=== DATASET CONTENT ===

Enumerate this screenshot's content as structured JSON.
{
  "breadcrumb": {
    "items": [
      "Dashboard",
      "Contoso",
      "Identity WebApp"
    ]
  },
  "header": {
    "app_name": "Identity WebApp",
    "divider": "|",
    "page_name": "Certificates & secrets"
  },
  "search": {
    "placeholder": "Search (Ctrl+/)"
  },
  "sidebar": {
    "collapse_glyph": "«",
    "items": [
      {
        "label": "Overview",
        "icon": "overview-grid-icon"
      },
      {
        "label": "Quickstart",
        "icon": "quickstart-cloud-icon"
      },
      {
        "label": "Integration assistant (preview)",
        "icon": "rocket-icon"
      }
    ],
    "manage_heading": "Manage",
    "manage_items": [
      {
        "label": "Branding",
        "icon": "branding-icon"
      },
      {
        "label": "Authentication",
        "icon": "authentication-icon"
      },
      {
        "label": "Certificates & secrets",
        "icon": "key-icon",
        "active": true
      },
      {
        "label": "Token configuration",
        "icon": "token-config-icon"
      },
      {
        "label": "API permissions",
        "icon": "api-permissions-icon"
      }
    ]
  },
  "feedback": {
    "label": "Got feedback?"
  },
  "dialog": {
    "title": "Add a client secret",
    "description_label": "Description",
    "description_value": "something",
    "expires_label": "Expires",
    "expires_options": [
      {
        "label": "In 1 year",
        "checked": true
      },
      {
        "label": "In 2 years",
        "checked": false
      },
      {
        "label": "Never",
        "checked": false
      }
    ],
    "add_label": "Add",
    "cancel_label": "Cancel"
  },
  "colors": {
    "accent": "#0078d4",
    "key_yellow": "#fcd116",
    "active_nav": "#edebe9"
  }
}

===

● **SET EXERCISE**
Please set down all the data word for word.

● **REPLY TO THE TASK**
Enumerate this screenshot's content as structured JSON.
{
  "breadcrumb": {
    "items": [
      "Dashboard",
      "Contoso",
      "Identity WebApp"
    ]
  },
  "header": {
    "app_name": "Identity WebApp",
    "divider": "|",
    "page_name": "Certificates & secrets"
  },
  "search": {
    "placeholder": "Search (Ctrl+/)"
  },
  "sidebar": {
    "collapse_glyph": "«",
    "items": [
      {
        "label": "Overview",
        "icon": "overview-grid-icon"
      },
      {
        "label": "Quickstart",
        "icon": "quickstart-cloud-icon"
      },
      {
        "label": "Integration assistant (preview)",
        "icon": "rocket-icon"
      }
    ],
    "manage_heading": "Manage",
    "manage_items": [
      {
        "label": "Branding",
        "icon": "branding-icon"
      },
      {
        "label": "Authentication",
        "icon": "authentication-icon"
      },
      {
        "label": "Certificates & secrets",
        "icon": "key-icon",
        "active": true
      },
      {
        "label": "Token configuration",
        "icon": "token-config-icon"
      },
      {
        "label": "API permissions",
        "icon": "api-permissions-icon"
      }
    ]
  },
  "feedback": {
    "label": "Got feedback?"
  },
  "dialog": {
    "title": "Add a client secret",
    "description_label": "Description",
    "description_value": "something",
    "expires_label": "Expires",
    "expires_options": [
      {
        "label": "In 1 year",
        "checked": true
      },
      {
        "label": "In 2 years",
        "checked": false
      },
      {
        "label": "Never",
        "checked": false
      }
    ],
    "add_label": "Add",
    "cancel_label": "Cancel"
  },
  "colors": {
    "accent": "#0078d4",
    "key_yellow": "#fcd116",
    "active_nav": "#edebe9"
  }
}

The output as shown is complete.